# MATERIAL PROVIDED
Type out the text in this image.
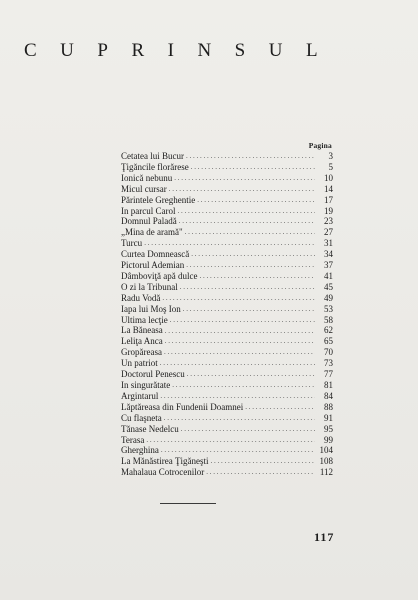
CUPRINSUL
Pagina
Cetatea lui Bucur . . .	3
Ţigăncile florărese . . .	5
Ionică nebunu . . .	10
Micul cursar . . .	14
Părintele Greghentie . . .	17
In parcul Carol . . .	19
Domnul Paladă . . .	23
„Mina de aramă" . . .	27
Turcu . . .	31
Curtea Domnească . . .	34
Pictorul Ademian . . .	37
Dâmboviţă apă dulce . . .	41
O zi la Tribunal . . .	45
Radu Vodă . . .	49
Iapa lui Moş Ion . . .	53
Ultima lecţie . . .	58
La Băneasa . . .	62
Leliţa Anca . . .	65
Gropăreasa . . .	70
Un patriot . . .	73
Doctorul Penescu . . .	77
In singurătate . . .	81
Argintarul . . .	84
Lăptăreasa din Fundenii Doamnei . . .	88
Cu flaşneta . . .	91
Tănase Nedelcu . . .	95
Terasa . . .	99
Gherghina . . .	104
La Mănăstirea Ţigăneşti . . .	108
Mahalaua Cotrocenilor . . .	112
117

==

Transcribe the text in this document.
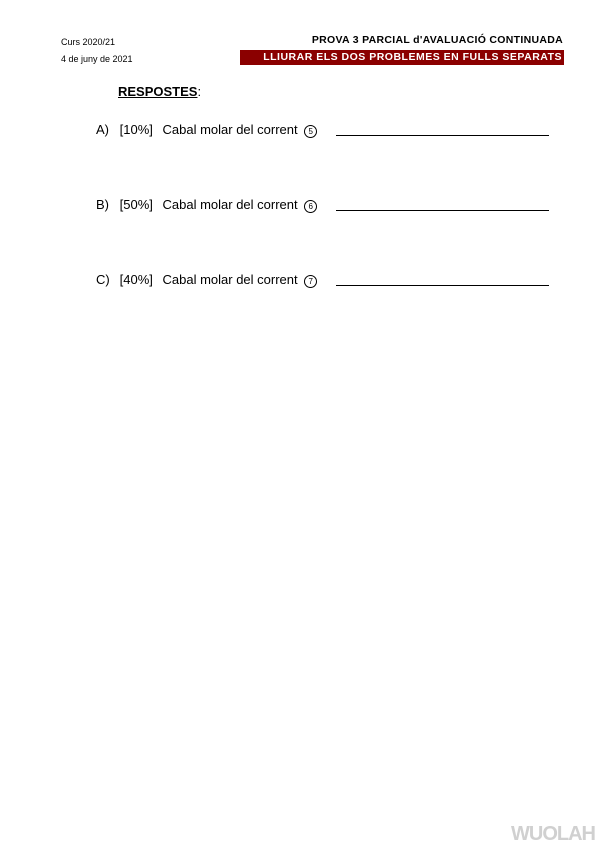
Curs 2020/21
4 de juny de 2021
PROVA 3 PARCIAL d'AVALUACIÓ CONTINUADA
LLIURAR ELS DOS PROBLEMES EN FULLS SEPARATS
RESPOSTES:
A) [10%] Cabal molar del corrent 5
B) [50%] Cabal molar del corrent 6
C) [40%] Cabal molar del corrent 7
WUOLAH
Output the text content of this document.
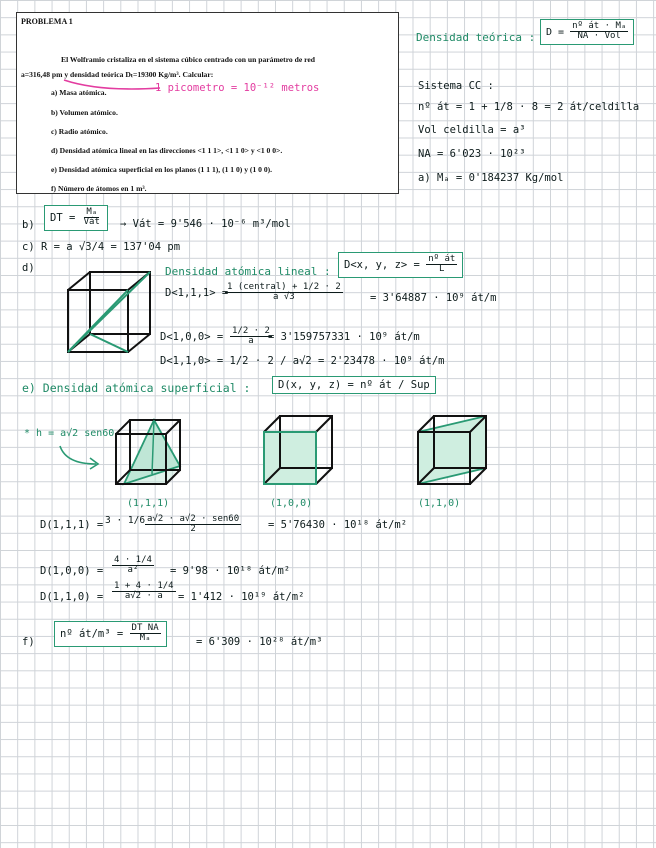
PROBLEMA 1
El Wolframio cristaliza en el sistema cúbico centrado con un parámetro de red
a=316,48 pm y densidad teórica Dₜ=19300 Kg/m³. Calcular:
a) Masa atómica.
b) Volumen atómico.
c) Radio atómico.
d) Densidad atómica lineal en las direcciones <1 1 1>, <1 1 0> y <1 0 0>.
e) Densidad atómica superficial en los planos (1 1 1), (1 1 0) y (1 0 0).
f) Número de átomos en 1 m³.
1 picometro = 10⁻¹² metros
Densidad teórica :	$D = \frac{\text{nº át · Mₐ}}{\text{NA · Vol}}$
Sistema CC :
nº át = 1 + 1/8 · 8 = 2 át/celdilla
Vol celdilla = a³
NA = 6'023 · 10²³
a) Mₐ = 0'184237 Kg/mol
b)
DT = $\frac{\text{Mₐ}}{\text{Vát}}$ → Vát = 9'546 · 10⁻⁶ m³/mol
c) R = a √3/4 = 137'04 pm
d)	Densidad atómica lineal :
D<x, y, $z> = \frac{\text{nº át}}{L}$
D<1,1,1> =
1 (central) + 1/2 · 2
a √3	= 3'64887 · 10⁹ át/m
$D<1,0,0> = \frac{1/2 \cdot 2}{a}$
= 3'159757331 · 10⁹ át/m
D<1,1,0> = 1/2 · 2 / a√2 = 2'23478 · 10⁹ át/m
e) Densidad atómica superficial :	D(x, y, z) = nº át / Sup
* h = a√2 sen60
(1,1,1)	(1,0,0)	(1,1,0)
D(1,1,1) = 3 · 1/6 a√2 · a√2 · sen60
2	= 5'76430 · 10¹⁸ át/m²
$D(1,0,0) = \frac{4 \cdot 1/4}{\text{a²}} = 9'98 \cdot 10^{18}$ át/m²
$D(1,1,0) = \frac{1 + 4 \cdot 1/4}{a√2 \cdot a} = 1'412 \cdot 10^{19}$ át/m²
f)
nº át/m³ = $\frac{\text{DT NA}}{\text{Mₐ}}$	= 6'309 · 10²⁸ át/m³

# EXERCISE OBJECTIVE
How many lines of these entries hold the string "text"? Answer with the number alone.

# EXERCISE OUTPUT
8